Instructions to follow.
Copy every line in the records below that contains the word "Read".

[START OF Data for processing]

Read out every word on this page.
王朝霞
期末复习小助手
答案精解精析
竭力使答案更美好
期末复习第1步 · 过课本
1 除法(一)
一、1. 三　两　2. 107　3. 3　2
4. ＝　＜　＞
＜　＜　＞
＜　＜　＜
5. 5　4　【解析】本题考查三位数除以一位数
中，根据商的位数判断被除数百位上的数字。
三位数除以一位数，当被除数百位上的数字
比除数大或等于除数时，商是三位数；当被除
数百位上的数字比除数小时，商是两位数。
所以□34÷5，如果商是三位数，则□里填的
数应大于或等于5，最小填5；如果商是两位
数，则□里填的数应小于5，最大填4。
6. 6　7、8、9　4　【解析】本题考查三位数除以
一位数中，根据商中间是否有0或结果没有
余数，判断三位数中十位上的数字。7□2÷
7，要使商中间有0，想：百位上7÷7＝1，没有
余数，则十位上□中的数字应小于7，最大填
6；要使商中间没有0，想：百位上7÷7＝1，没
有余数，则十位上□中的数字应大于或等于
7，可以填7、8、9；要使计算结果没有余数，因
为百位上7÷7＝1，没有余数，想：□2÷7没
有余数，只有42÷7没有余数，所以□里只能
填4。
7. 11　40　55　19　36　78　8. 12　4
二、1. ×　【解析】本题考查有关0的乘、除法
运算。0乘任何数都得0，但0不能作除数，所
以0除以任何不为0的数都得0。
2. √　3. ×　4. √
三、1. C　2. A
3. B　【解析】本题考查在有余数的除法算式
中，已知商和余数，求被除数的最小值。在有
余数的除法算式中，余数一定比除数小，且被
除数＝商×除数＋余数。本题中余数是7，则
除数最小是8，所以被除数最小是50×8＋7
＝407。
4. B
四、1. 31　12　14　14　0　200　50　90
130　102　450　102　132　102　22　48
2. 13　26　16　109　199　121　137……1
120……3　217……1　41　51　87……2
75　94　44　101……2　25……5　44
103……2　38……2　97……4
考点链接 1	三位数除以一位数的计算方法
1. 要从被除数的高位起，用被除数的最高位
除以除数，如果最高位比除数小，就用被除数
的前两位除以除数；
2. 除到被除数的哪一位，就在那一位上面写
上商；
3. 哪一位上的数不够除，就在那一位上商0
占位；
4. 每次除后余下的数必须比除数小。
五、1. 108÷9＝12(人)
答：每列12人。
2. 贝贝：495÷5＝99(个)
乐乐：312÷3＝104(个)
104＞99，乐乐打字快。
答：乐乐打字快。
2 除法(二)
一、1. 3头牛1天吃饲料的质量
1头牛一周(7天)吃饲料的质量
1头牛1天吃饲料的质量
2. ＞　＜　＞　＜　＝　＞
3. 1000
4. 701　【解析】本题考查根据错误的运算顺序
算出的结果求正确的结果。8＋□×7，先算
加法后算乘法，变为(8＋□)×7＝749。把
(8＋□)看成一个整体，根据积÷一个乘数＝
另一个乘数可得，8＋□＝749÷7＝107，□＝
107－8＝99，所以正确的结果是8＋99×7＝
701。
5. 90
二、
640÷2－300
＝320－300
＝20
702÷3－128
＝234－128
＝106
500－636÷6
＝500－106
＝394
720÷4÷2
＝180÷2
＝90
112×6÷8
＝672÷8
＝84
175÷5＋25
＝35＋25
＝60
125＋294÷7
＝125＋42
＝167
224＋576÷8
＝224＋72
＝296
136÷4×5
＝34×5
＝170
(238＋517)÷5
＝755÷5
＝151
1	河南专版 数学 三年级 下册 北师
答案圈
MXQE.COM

[END OF Data for processing]
[START OF Data for processing]

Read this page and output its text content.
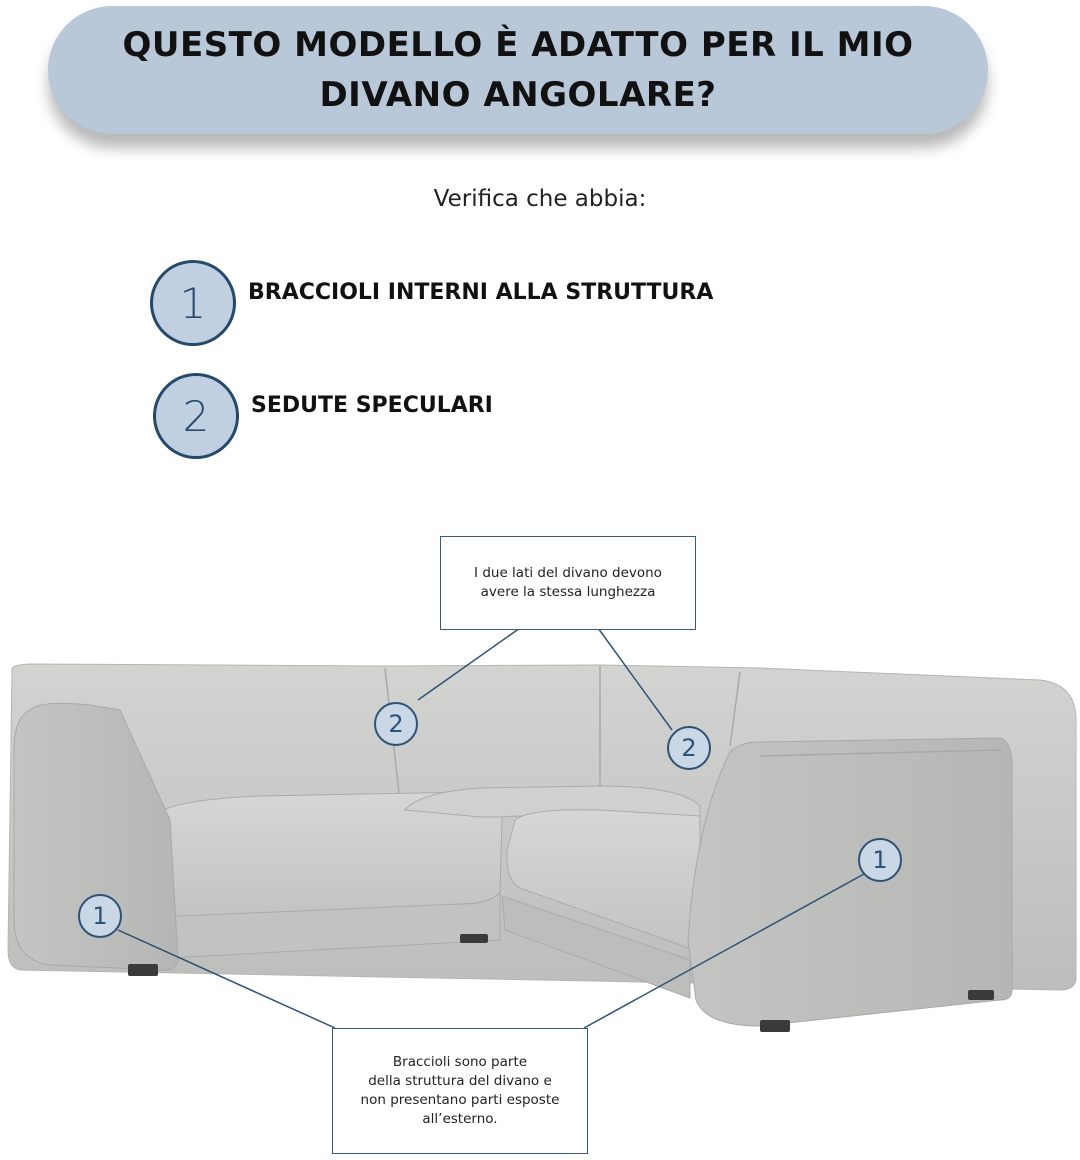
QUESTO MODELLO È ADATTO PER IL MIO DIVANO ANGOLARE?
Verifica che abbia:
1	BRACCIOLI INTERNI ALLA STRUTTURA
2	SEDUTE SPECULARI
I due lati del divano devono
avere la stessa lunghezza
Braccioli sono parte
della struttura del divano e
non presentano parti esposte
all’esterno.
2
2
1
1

[END OF Data for processing]

The output.
Read out every word on this page.
Read this page and output its text content.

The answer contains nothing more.